── MATERIAL TO PROCESS ──

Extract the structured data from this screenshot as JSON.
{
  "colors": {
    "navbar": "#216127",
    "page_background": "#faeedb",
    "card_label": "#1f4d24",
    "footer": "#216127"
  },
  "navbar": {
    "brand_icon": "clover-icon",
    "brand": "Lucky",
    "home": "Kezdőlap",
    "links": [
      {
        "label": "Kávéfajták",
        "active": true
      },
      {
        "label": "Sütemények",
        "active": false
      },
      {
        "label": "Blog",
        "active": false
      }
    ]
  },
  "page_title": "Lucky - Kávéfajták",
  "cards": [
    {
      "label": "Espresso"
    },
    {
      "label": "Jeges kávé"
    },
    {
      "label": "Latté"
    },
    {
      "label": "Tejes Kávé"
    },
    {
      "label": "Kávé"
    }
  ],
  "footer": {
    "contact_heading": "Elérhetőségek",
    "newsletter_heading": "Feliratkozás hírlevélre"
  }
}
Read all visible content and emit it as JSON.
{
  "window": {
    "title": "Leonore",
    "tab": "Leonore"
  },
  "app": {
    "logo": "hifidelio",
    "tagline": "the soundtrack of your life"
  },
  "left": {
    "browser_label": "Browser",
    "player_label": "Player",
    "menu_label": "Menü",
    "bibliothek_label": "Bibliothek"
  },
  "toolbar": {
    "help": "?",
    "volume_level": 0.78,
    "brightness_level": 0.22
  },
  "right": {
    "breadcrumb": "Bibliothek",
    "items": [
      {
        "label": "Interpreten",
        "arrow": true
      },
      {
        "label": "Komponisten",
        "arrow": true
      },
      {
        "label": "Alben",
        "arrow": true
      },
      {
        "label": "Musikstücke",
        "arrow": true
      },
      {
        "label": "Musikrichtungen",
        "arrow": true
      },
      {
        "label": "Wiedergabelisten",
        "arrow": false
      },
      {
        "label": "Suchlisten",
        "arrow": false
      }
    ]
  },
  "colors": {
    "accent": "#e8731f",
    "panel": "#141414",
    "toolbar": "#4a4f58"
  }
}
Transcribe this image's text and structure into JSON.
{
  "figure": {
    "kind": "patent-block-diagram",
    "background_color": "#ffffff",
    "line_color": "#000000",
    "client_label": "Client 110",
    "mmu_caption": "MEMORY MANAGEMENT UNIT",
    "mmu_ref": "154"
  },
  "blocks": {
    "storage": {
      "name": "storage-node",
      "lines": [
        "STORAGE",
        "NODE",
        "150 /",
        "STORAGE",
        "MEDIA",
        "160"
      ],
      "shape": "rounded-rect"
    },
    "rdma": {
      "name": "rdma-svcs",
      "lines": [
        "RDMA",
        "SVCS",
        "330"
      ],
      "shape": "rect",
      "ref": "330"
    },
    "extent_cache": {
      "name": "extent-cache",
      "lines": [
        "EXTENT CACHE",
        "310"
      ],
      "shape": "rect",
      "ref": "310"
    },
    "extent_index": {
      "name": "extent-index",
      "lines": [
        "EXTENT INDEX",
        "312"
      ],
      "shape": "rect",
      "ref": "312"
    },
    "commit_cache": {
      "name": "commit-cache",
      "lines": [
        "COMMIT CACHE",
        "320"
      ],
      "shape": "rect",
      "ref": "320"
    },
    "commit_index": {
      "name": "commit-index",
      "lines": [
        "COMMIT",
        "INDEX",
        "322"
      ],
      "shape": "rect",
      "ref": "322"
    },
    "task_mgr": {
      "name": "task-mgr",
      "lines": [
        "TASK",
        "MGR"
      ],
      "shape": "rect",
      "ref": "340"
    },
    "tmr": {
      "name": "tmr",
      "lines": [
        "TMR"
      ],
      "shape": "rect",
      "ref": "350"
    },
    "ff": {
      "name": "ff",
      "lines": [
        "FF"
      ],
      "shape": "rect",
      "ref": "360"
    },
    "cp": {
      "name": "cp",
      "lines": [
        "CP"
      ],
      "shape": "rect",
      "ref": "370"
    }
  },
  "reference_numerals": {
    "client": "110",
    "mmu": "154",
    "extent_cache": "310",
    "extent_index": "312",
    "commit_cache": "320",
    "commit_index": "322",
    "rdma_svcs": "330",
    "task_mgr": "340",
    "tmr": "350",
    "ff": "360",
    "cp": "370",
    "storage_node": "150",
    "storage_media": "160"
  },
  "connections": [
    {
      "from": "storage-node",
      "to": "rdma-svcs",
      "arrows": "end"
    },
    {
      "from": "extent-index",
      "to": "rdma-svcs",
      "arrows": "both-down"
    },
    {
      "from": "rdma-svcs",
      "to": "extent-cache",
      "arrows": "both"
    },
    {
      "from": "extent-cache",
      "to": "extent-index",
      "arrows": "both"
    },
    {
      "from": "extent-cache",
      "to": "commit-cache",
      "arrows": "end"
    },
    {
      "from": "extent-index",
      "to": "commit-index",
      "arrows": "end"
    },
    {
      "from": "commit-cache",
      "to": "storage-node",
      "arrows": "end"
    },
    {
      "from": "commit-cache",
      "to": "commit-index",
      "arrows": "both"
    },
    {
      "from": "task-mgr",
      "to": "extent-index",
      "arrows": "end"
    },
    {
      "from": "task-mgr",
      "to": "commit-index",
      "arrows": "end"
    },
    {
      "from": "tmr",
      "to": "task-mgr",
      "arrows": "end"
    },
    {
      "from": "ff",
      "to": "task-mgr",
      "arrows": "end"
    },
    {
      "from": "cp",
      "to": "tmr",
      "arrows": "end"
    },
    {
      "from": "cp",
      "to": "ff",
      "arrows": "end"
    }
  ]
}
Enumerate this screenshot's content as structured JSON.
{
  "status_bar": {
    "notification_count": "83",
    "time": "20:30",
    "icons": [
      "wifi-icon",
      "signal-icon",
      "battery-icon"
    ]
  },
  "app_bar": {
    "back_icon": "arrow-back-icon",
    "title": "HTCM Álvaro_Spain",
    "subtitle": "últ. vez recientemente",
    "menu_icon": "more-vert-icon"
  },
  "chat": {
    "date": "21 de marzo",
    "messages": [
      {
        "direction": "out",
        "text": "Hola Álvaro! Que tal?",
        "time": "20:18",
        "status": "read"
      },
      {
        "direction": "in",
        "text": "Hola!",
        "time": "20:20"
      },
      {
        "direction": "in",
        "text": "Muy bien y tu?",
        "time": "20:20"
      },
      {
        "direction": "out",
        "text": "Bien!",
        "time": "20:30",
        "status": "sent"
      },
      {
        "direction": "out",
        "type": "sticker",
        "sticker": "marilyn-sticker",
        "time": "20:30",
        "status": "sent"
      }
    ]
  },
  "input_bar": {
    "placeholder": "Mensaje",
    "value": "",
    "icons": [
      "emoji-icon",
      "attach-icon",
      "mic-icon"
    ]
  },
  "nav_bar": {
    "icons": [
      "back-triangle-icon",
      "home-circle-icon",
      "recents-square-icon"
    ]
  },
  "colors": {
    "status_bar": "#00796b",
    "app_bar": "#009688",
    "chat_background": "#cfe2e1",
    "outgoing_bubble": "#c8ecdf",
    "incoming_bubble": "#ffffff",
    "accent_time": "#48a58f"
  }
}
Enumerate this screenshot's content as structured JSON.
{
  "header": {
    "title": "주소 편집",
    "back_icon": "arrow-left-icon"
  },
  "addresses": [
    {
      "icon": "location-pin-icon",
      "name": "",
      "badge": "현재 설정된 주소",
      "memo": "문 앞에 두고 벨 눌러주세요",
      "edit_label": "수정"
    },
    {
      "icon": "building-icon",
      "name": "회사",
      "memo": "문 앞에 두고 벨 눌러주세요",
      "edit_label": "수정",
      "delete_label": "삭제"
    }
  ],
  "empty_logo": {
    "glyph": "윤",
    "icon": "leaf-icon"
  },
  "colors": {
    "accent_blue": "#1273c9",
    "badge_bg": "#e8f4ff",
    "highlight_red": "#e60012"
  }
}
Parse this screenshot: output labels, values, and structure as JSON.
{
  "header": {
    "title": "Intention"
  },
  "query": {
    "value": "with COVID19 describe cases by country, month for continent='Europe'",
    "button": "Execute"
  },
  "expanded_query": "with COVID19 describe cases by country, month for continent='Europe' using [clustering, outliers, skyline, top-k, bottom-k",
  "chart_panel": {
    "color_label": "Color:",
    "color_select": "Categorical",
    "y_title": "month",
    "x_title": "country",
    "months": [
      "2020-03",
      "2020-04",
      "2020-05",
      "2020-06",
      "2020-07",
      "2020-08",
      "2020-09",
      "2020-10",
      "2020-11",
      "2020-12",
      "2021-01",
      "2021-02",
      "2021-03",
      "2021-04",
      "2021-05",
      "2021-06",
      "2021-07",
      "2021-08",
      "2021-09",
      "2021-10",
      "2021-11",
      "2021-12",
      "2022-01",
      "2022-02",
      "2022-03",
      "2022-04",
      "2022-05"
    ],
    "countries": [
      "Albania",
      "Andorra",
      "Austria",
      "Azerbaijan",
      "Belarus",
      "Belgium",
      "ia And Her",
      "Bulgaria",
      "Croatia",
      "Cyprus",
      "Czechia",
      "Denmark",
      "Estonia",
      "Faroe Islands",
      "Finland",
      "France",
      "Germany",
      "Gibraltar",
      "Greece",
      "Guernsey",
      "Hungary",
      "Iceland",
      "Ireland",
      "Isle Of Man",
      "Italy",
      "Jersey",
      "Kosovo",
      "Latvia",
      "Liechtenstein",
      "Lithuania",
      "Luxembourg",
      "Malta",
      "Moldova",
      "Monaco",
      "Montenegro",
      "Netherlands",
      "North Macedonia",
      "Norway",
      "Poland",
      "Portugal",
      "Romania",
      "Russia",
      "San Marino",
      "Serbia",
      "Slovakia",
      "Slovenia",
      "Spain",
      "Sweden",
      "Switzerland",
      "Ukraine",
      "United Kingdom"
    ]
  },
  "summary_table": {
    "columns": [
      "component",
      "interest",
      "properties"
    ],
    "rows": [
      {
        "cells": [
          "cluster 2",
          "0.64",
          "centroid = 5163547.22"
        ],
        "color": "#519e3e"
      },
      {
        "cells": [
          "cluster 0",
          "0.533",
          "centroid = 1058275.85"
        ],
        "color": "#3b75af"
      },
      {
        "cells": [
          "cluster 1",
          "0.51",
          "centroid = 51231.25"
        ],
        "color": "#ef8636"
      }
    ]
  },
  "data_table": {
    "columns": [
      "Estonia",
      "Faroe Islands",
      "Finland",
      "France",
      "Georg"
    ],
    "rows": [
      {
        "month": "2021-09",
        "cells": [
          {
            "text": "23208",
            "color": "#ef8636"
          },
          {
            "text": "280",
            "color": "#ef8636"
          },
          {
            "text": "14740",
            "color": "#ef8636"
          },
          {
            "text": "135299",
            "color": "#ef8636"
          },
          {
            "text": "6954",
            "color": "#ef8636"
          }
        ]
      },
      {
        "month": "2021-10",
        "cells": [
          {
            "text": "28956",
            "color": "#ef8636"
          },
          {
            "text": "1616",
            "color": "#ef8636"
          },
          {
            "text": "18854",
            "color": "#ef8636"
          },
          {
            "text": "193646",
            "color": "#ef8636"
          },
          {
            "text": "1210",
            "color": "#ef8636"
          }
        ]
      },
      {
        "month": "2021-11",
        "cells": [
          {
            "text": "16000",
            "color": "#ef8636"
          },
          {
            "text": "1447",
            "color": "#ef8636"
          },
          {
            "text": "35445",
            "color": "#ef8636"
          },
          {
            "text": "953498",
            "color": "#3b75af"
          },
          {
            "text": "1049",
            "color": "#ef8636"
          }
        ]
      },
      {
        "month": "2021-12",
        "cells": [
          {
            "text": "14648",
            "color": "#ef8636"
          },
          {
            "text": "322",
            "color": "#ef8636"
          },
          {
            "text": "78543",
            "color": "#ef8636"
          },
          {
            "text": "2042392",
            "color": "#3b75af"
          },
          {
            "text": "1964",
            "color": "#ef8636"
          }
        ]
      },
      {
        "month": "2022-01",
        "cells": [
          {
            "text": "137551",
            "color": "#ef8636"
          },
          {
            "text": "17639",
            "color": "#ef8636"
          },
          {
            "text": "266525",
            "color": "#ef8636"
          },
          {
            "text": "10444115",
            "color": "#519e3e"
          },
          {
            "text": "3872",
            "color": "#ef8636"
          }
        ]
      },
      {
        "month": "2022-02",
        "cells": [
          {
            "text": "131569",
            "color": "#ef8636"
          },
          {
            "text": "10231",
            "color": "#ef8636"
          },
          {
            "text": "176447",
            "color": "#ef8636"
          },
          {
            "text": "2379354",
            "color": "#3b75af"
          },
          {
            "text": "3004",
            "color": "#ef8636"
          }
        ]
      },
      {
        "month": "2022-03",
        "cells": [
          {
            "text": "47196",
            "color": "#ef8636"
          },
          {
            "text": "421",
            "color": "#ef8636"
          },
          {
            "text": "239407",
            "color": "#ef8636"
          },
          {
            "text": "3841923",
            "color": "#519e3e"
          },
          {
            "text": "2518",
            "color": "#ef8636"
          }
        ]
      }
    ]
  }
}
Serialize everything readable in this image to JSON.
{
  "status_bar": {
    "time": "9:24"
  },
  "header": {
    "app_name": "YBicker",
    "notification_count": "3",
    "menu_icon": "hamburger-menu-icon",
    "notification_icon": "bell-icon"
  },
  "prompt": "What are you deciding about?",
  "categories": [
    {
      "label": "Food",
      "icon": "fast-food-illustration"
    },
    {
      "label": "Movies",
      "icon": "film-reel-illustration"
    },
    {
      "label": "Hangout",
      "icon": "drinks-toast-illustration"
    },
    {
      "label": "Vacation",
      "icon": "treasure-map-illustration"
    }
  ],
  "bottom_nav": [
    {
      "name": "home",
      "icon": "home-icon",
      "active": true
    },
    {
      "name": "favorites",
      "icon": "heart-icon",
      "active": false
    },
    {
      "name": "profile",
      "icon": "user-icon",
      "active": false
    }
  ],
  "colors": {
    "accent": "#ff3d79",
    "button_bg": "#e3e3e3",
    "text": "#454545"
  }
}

───

▶ **DO THIS**
Copy each line of the entries that includes the word "Bibliothek".

▶ **THE RESPONSE**
    "bibliothek_label": "Bibliothek"
    "breadcrumb": "Bibliothek",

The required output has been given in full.